Coordinate annotation records

# # # #

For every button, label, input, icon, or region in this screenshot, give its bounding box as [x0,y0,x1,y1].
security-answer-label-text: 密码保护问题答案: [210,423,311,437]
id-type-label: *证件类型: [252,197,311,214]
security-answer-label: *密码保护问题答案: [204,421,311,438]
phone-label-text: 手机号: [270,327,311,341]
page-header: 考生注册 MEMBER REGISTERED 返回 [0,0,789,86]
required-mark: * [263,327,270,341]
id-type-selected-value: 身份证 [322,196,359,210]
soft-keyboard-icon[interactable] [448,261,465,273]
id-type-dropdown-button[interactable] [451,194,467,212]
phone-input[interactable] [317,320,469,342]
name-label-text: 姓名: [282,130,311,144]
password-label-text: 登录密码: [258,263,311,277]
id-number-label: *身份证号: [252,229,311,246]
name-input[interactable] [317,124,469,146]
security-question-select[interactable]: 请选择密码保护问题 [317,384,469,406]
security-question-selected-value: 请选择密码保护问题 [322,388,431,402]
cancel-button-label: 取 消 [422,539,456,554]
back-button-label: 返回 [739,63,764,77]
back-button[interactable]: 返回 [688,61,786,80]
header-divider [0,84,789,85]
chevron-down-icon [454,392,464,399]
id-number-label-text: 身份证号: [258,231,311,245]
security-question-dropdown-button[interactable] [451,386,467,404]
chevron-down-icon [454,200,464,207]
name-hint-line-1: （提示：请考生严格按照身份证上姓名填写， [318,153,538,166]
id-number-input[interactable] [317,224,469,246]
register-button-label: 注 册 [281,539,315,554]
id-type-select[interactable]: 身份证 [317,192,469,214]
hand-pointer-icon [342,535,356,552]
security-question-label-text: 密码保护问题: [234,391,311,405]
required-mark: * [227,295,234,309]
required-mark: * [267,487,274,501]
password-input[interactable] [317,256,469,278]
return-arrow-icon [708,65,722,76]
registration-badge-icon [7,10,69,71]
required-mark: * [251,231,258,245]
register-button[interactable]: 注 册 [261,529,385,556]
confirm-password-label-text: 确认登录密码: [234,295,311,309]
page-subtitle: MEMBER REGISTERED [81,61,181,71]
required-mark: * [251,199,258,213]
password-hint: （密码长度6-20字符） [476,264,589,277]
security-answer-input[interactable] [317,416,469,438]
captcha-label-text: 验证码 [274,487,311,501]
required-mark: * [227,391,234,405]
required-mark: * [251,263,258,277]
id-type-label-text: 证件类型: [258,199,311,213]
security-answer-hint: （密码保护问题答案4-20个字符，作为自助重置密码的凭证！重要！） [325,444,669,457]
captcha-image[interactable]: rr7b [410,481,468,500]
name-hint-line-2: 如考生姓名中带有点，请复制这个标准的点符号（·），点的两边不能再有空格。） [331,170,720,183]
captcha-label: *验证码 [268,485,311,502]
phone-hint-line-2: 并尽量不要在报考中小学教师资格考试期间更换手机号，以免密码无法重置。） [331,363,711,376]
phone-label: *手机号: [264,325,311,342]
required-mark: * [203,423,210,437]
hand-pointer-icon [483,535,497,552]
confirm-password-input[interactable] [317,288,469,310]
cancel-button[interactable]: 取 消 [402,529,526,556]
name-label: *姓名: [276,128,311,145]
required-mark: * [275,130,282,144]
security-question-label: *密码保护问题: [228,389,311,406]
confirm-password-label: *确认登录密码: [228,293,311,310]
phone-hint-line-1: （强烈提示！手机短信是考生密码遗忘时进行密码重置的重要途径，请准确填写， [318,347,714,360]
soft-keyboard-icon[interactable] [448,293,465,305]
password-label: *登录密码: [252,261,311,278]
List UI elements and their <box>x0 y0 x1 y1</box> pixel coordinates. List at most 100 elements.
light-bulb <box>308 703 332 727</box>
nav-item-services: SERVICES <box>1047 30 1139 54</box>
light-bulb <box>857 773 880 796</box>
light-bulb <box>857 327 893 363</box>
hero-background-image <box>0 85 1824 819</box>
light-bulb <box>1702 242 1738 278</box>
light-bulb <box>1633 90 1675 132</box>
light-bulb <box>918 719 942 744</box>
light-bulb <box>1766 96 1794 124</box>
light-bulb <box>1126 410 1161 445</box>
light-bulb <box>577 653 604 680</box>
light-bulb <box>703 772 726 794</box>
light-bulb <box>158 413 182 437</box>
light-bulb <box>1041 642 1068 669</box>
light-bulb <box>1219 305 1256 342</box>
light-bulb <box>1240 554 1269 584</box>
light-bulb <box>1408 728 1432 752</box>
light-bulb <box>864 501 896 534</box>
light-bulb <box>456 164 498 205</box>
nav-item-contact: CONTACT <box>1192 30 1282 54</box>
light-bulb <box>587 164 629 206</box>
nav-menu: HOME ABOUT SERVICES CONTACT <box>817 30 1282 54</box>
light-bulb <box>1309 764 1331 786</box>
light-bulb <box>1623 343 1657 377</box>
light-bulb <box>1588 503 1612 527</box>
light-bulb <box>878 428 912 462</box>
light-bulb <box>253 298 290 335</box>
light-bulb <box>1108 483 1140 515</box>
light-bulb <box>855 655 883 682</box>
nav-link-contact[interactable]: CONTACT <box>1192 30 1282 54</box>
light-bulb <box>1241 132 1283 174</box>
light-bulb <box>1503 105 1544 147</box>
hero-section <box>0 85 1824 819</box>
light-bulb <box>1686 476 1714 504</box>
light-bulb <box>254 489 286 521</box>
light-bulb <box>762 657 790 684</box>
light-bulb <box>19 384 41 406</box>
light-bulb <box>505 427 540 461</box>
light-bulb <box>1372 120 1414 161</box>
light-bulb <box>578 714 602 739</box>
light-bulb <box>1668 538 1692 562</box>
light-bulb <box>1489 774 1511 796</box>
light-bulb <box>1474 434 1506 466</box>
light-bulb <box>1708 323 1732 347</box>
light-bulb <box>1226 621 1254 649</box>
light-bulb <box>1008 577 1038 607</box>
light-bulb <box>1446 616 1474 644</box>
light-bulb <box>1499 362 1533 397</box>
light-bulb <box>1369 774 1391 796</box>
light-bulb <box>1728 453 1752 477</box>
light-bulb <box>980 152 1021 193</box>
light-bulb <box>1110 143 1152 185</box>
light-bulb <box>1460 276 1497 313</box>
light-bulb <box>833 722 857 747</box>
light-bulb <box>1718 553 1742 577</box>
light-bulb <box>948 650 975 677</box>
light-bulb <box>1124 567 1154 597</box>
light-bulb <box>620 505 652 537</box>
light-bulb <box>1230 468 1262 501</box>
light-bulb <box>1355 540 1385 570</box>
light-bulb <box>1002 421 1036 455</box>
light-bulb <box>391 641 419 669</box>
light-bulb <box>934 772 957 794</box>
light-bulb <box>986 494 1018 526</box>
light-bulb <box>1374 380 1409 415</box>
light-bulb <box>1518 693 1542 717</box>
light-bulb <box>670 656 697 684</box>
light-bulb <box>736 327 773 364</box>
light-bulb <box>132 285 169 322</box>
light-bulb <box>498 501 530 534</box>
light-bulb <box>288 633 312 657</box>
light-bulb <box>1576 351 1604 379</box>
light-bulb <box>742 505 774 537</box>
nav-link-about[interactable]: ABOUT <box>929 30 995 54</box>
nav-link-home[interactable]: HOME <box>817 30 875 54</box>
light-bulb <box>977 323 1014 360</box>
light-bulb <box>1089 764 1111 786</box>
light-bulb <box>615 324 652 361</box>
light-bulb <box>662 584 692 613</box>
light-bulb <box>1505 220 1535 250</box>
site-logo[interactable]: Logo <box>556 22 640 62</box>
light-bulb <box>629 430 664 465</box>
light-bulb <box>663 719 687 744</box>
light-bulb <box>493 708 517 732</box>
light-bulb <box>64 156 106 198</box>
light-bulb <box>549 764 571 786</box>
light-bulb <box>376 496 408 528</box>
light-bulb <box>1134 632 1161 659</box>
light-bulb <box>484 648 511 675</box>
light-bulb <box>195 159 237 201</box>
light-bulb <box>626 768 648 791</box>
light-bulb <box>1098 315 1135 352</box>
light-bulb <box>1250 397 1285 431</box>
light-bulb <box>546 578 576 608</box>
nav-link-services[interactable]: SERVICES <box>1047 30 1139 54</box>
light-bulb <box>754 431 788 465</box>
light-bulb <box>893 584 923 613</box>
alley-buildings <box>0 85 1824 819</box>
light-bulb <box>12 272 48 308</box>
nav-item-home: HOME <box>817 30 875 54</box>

# # # #

Copy the records above word for word, beginning with the first line and stopping after the line that contains "captcha-image[interactable]: rr7b [410,481,468,500]".

For every button, label, input, icon, or region in this screenshot, give its bounding box as [x0,y0,x1,y1].
security-answer-label-text: 密码保护问题答案: [210,423,311,437]
id-type-label: *证件类型: [252,197,311,214]
security-answer-label: *密码保护问题答案: [204,421,311,438]
phone-label-text: 手机号: [270,327,311,341]
page-header: 考生注册 MEMBER REGISTERED 返回 [0,0,789,86]
required-mark: * [263,327,270,341]
id-type-selected-value: 身份证 [322,196,359,210]
soft-keyboard-icon[interactable] [448,261,465,273]
id-type-dropdown-button[interactable] [451,194,467,212]
phone-input[interactable] [317,320,469,342]
name-label-text: 姓名: [282,130,311,144]
password-label-text: 登录密码: [258,263,311,277]
id-number-label: *身份证号: [252,229,311,246]
name-input[interactable] [317,124,469,146]
security-question-select[interactable]: 请选择密码保护问题 [317,384,469,406]
security-question-selected-value: 请选择密码保护问题 [322,388,431,402]
cancel-button-label: 取 消 [422,539,456,554]
back-button-label: 返回 [739,63,764,77]
back-button[interactable]: 返回 [688,61,786,80]
header-divider [0,84,789,85]
chevron-down-icon [454,392,464,399]
id-number-label-text: 身份证号: [258,231,311,245]
security-question-dropdown-button[interactable] [451,386,467,404]
chevron-down-icon [454,200,464,207]
name-hint-line-1: （提示：请考生严格按照身份证上姓名填写， [318,153,538,166]
id-number-input[interactable] [317,224,469,246]
register-button-label: 注 册 [281,539,315,554]
id-type-select[interactable]: 身份证 [317,192,469,214]
hand-pointer-icon [342,535,356,552]
security-question-label-text: 密码保护问题: [234,391,311,405]
required-mark: * [227,295,234,309]
required-mark: * [267,487,274,501]
password-input[interactable] [317,256,469,278]
return-arrow-icon [708,65,722,76]
registration-badge-icon [7,10,69,71]
required-mark: * [251,231,258,245]
register-button[interactable]: 注 册 [261,529,385,556]
confirm-password-label-text: 确认登录密码: [234,295,311,309]
page-subtitle: MEMBER REGISTERED [81,61,181,71]
required-mark: * [251,199,258,213]
password-hint: （密码长度6-20字符） [476,264,589,277]
security-answer-input[interactable] [317,416,469,438]
captcha-label-text: 验证码 [274,487,311,501]
required-mark: * [227,391,234,405]
required-mark: * [251,263,258,277]
id-type-label-text: 证件类型: [258,199,311,213]
security-answer-hint: （密码保护问题答案4-20个字符，作为自助重置密码的凭证！重要！） [325,444,669,457]
captcha-image[interactable]: rr7b [410,481,468,500]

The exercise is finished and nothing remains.